Celery

Official Celery documentation: http://docs.celeryproject.org/en/latest/ What is it ==========

Celery is a library we use to perform tasks outside the bounds of an HTTP request.

How to use celery

All celery tasks should go into a tasks.py file or tasks module in a django app. This ensures that autodiscover_tasks can find the task and register it with the celery workers.

These tasks should be decorated with one of the following:

@task defines a task that is called manually (with task_function_name.delay in code)
@periodic_task defines a task that is called at some interval (specified by crontab in the decorator)
@serial_task defines a task that should only ever have one job running at one time

Best practices

Do not pass objects to celery. Instead, IDs can be passed and the celery task can retrieve the object from the database using the ID. This keeps message lengths short and reduces burden on the broker (Redis) as well as preventing tasks from operating on stale data.

Do not specify serializer='pickle' for new tasks. This is a deprecated message serializer and by default, we now use JSON.

Queues

Queues
Queue	I/O Bound?	Target max time-to-start	Target max time-to-start comments	Description of usage	How long does the typical task take to complete?	Best practices / Notes
send_report_throttled		hours	30 minutes: reports should be sent as close to schedule as possible. EDIT: this queue only affects mvp-* and ews-ghana	This is used specifically for domains who are abusing Scheduled Reports and overwhelming the background queue. See settings.THROTTLE_SCHED_REPORTS_PATTERNS
submission_reprocessing_queue	no?	hours	1 hour: not critical if this gets behind as long as it can keep up within a few hours	Reprocess form submissions that errored in ways that can be handled by HQ. Triggered by ‘submission_reprocessing_queue’ process.	seconds
sumologic_logs_queue	yes	hours	1 hour: OK for this to get behind	Forward device logs to sumologic. Triggered by device log submission from mobile.	seconds	Non-essential queue
analytics_queue	yes	minutes		Used to run tasks related to external analytics tools like HubSpot. Triggered by user actions on the site.	instantaneous (seconds)
--*--
Exercise goal →
Write the next part of the Celery documentation above, starting right after the analytics_queue row.

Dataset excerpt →
--*--
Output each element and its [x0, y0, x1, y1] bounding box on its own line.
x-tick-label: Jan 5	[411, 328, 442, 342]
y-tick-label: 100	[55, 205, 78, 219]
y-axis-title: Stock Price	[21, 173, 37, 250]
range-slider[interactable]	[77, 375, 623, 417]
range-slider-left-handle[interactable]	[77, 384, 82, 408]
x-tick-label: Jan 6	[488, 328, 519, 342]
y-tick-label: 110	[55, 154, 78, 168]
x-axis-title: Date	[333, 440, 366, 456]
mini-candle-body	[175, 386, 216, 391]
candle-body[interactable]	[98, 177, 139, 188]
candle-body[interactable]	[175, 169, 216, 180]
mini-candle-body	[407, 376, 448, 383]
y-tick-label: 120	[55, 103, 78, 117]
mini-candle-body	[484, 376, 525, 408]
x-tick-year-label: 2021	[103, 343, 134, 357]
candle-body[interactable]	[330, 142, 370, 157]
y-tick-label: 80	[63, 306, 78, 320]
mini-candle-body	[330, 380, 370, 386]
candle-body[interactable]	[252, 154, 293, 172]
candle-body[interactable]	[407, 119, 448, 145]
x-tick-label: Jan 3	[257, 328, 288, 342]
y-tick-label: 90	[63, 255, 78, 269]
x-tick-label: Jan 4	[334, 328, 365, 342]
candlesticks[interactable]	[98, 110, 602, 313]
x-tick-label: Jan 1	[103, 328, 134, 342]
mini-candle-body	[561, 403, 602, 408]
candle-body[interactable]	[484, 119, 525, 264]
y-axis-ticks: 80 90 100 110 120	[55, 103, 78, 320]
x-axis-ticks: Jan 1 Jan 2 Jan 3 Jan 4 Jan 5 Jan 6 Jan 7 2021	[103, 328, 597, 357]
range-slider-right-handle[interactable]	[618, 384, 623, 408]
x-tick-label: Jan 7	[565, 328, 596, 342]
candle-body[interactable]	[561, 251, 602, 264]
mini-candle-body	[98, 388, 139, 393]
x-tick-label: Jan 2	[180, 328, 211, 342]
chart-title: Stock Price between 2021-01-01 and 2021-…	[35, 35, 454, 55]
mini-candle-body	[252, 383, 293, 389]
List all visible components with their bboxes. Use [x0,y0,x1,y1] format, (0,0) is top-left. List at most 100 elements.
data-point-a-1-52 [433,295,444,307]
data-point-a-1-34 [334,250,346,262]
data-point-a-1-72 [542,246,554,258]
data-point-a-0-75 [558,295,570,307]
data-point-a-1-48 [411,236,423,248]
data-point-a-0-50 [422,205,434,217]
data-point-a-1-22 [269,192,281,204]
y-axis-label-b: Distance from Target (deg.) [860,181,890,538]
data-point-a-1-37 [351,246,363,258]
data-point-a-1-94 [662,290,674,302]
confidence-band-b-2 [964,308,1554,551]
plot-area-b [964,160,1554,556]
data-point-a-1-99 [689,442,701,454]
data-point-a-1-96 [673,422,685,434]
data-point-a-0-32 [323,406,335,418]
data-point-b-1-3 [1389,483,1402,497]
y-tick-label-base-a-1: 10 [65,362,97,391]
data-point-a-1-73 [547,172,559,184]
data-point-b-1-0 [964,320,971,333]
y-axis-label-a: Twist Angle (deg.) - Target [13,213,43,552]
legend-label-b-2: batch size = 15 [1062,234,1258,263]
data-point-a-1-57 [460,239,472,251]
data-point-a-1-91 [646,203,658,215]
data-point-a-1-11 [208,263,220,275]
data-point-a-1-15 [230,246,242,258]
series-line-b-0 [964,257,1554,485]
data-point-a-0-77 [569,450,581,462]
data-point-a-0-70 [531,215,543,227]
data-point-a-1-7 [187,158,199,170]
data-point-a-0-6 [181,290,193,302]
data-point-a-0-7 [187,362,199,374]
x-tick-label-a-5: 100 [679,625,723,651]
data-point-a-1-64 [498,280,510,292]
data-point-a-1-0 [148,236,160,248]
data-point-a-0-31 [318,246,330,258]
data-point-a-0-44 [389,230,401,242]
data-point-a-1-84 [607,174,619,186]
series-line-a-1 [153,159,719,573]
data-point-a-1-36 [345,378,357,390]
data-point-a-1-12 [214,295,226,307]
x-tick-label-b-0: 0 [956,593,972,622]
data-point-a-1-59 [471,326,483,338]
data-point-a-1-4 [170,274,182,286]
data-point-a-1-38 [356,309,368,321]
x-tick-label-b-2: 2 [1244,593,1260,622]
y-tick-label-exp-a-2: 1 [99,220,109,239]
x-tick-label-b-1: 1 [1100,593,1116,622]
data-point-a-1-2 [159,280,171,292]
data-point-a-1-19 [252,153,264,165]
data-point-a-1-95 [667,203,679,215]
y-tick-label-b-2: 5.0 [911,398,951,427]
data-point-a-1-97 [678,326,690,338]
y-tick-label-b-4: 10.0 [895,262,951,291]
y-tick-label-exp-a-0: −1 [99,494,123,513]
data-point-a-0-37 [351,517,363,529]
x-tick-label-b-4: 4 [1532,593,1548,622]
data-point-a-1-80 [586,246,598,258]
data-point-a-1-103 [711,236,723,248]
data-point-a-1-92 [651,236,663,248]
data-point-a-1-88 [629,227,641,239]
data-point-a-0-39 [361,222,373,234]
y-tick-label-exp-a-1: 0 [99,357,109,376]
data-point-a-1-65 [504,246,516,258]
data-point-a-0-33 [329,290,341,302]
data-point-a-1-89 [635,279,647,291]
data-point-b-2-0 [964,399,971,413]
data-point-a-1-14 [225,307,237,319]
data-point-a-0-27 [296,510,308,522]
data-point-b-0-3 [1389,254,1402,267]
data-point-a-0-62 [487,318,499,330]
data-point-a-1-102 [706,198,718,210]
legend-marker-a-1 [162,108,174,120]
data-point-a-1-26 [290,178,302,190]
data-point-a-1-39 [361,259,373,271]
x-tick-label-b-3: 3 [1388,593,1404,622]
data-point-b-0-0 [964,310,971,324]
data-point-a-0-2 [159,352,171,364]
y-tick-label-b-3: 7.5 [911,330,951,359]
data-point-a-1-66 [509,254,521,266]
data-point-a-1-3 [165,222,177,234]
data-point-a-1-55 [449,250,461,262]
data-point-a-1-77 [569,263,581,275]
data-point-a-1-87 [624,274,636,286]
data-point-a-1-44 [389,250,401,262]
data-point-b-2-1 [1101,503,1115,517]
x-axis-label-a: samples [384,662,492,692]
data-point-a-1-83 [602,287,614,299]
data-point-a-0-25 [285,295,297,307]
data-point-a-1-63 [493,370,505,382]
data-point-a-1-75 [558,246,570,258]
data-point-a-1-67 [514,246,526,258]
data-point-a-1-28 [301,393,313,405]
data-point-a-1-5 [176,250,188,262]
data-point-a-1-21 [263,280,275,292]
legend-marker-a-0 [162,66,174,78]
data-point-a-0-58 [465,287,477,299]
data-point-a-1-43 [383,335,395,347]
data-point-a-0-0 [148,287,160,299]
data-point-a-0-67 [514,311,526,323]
--*--
Task answer →
reminder_case_update_queue		minutes		Run reminder tasks related to case changes. Triggered by case change signal.	seconds
reminder_queue	yes	minutes	15 minutes: since these are scheduled it can be important for them to get triggered on time	Runs the reminder rule tasks for reminders that are due. Triggered by the ‘queue_scheduled_instances’ process.	seconds
reminder_rule_queue		minutes		Run messaging rules after changes to rules. Triggered by changes to rules.	minutes / hours
repeat_record_queue		minutes	ideally minutes but might be ok if it gets behind during peak	Run tasks for repeaters. Triggered by repeater queue process.	seconds
sms_queue	yes	minutes	5 minutes?: depends largely on the messaging. Some messages are more time sensitive than others. We don’t have a way to tell so ideally they should all go out ASAP.	Used to send SMSs that have been queued. Triggered by ‘run_sms_queue’ process.	seconds
async_restore_queue	no	seconds		Generate restore response for mobile phones. Gets triggered for sync requests that have async restore flag.
case_import_queue		seconds		Run case imports	minutes / hours
email_queue	yes	seconds	generally seconds, since people often blocked on receiving the email (registration workflows for example)	Send emails.	seconds
export_download_queue		seconds	seconds / minutes	Used for manually-triggered exports	minutes
icds_dashboard_reports_queue		seconds	fast
background_queue					varies wildly
beat	N/A
case_rule_queue				Run case update rules. Triggered by schedule	minutes / hours
celery
celery_periodic					Invoice generation: ~2 hours on production. Runs as a single task, once per month.	I think this is one of the trickiest ones (and most heterogenous) because we run lots of scheduled tasks, that we expect to happen at a certain time, some of which we want at exactly that time and some we are ok with delay in start.
flower	N/A
icds_aggregation_queue	yes		initial task is immediate. follow up tasks are constrained by performance of previous tasks. recommend not tracking	Run aggregation tasks for ICDS. Triggered by schedule.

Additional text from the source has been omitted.